Isolate every line in the data with the string "this" and copy it.

— BEGIN —

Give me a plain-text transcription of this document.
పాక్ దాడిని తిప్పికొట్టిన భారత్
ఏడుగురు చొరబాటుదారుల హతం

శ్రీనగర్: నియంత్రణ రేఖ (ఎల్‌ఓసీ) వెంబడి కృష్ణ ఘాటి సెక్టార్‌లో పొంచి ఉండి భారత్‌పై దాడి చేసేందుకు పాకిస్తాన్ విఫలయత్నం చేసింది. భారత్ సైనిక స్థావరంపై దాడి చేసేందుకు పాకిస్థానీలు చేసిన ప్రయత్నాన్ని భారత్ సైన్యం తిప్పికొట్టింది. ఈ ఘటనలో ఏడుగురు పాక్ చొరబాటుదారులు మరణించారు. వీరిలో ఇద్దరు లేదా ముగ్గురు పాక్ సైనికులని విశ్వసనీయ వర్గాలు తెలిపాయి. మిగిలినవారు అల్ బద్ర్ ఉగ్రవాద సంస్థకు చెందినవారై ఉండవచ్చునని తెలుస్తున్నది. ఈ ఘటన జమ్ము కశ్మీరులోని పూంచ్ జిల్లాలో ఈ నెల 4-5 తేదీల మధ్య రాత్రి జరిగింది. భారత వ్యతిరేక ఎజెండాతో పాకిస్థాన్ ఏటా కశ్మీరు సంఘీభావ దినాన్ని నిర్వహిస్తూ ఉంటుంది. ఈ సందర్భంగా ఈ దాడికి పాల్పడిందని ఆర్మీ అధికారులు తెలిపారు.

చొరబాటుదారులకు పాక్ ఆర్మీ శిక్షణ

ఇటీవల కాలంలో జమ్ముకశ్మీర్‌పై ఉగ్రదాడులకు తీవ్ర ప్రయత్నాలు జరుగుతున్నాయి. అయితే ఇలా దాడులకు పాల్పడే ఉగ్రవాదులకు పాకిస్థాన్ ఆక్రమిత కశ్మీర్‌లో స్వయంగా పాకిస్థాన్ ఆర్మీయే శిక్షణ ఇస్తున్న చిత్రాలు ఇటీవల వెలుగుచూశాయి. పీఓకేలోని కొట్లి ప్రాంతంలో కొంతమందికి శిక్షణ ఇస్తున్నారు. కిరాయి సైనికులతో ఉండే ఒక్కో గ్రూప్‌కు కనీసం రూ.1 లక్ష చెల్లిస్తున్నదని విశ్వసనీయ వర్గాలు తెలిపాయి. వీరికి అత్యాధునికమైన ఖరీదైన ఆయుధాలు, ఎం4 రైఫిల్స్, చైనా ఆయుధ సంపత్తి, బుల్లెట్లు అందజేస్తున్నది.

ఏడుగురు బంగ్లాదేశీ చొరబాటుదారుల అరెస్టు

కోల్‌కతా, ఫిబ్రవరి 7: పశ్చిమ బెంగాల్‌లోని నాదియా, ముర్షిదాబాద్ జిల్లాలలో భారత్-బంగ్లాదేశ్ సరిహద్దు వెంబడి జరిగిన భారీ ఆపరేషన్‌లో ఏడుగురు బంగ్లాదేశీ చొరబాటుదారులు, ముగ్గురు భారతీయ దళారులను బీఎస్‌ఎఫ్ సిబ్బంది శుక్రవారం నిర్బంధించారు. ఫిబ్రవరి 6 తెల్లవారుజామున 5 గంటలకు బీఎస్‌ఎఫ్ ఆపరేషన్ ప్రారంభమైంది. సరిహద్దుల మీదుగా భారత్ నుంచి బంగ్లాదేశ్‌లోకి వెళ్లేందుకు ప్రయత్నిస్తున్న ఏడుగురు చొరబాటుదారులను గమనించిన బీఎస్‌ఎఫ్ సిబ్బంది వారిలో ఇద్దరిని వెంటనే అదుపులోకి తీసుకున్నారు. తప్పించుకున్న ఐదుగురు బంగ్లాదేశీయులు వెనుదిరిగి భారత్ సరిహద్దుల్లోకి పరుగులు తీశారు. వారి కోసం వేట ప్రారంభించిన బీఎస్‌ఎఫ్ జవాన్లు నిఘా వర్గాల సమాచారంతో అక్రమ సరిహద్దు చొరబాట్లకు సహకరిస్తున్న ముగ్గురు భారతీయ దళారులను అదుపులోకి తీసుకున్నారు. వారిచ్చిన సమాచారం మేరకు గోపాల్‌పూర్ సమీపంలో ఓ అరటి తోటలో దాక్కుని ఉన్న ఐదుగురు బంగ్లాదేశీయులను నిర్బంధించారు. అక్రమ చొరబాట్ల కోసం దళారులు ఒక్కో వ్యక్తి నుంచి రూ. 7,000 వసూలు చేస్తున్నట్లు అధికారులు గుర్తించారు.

— END —
— BEGIN —

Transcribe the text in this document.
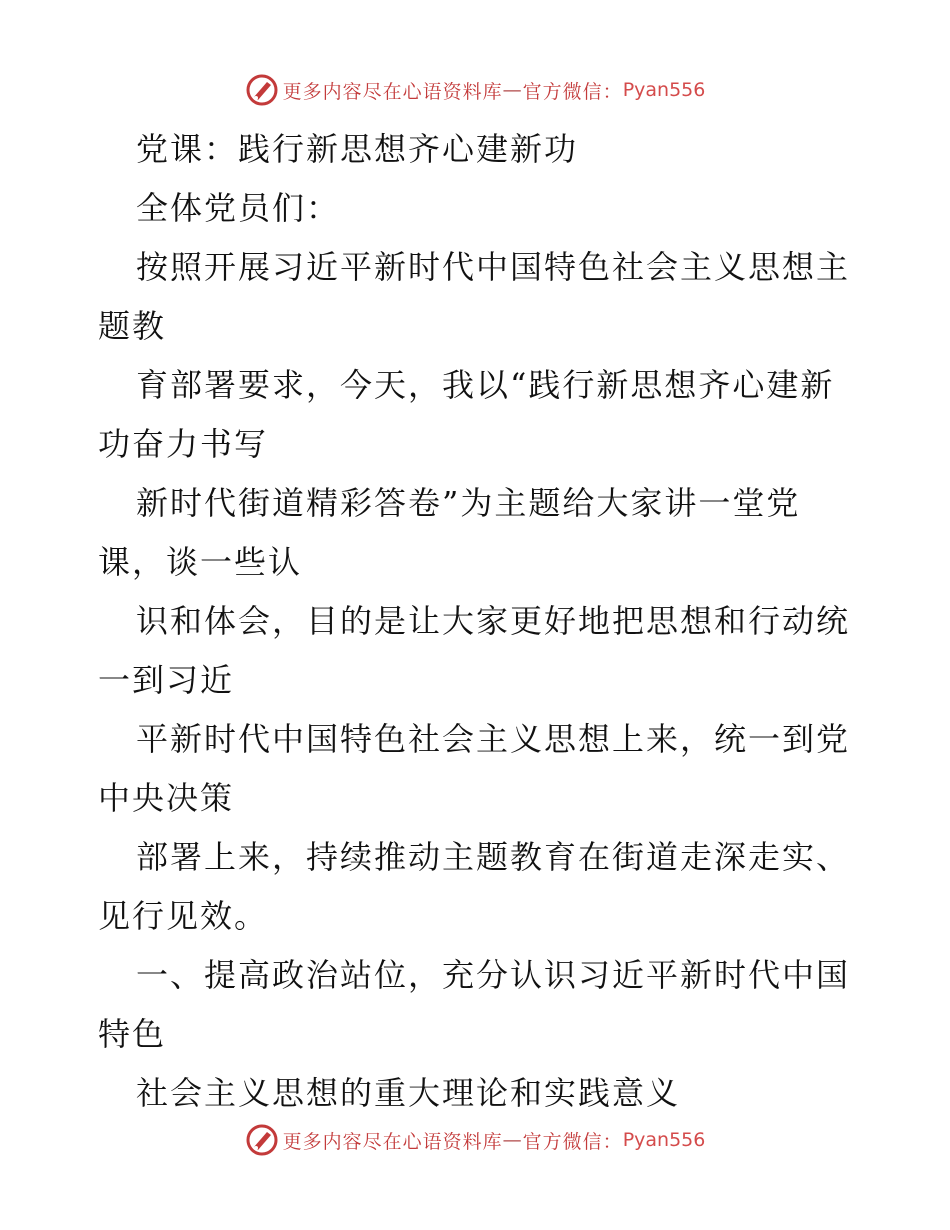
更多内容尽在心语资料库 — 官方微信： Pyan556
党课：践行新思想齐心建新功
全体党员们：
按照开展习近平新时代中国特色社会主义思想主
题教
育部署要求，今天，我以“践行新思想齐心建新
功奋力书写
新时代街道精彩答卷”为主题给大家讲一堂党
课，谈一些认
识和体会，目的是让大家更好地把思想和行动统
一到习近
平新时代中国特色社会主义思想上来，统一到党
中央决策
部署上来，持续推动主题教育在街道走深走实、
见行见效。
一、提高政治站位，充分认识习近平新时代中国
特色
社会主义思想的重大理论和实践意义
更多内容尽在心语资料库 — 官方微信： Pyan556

— END —

**FINAL ANSWER**
Give me a plain-text transcription of this document.
Transcribe the text in this document.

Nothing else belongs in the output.